Each line containing the word "xlabel" should be found and copied.

[Supplied material start]

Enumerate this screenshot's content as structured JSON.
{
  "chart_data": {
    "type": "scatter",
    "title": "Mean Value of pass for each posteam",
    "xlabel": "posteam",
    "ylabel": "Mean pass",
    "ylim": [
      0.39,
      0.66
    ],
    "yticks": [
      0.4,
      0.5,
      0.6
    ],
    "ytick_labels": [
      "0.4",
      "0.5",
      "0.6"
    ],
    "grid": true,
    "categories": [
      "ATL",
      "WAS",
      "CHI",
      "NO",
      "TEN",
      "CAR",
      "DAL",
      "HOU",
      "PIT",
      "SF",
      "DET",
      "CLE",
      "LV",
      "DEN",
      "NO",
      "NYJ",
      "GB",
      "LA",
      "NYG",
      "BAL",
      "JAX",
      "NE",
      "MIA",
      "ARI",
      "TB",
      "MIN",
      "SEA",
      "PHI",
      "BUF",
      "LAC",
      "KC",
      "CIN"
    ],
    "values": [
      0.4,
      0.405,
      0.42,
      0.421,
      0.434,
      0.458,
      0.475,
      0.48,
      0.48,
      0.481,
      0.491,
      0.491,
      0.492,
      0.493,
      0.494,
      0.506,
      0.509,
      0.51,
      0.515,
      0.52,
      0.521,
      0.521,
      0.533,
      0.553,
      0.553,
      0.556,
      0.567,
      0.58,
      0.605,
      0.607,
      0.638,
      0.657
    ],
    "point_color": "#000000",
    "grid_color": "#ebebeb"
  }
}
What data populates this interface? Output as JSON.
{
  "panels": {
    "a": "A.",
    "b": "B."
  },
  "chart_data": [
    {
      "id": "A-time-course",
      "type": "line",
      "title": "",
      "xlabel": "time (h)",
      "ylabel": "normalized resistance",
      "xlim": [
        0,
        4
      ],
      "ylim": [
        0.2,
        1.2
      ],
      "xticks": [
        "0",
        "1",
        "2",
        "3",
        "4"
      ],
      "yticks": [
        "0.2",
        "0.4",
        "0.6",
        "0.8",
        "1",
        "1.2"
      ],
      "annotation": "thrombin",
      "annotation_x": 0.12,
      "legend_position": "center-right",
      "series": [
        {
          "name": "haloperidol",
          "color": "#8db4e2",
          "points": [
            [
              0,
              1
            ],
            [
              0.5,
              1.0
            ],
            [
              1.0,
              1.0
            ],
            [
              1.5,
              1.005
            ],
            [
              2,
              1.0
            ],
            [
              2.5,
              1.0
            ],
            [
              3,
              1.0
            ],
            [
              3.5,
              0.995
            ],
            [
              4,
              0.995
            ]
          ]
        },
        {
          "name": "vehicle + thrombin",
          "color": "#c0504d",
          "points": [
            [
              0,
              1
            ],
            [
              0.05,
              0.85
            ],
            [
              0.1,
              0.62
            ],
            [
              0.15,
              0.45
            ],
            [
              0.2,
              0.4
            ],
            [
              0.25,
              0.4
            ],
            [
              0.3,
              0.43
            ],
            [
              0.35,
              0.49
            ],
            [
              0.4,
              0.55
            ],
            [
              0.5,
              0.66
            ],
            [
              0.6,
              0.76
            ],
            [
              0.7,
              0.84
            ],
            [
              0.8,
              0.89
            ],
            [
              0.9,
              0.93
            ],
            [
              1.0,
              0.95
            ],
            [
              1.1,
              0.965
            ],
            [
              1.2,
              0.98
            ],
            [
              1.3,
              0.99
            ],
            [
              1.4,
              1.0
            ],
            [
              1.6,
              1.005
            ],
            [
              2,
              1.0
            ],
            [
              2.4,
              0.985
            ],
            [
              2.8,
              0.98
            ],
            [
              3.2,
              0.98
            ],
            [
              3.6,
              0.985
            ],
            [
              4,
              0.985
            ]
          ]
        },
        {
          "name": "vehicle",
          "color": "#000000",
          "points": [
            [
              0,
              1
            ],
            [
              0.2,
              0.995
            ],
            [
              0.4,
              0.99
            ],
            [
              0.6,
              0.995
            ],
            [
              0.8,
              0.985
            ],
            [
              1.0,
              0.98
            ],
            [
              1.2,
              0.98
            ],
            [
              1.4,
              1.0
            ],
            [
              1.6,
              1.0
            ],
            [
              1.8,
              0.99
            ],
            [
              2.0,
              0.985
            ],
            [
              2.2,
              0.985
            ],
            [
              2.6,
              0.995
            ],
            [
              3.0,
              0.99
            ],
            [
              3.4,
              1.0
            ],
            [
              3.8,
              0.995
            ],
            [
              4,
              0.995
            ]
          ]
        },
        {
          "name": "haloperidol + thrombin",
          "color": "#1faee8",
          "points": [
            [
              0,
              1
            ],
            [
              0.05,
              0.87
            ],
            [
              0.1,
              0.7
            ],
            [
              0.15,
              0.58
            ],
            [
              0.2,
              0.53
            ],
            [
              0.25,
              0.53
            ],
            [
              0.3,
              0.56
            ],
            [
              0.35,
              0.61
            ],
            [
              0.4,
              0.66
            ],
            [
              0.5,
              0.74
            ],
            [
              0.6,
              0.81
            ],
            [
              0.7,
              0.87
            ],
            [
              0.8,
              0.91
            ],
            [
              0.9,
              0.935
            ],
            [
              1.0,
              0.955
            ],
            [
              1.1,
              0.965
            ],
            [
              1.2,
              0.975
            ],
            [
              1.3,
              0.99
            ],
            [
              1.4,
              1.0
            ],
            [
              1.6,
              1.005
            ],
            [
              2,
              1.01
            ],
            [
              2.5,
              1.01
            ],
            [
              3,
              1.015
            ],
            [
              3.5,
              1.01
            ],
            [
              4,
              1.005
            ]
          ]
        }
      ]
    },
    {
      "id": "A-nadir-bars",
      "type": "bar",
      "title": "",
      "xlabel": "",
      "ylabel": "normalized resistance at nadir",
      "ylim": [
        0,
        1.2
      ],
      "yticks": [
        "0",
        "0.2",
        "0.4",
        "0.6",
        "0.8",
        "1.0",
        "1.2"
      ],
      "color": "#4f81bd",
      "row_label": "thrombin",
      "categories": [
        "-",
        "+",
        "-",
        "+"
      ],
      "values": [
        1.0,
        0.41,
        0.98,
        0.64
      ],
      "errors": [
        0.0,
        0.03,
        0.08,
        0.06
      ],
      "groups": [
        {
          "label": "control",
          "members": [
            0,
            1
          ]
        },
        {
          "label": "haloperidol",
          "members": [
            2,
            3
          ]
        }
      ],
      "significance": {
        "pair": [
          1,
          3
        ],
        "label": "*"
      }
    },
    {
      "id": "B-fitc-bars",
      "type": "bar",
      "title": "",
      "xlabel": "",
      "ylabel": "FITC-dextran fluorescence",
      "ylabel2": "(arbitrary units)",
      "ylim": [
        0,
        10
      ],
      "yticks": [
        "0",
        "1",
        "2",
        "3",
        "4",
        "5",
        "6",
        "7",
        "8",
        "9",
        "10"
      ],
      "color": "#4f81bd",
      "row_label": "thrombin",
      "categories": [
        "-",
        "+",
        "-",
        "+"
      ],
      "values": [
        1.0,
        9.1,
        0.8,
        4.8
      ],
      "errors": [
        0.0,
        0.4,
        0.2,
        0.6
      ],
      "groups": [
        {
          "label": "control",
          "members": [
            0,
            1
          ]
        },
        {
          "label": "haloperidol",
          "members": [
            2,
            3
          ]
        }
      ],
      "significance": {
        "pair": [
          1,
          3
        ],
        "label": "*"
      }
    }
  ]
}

[Supplied material end]

Solution to the problem:
    "xlabel": "posteam",
      "xlabel": "time (h)",
      "xlabel": "",
      "xlabel": "",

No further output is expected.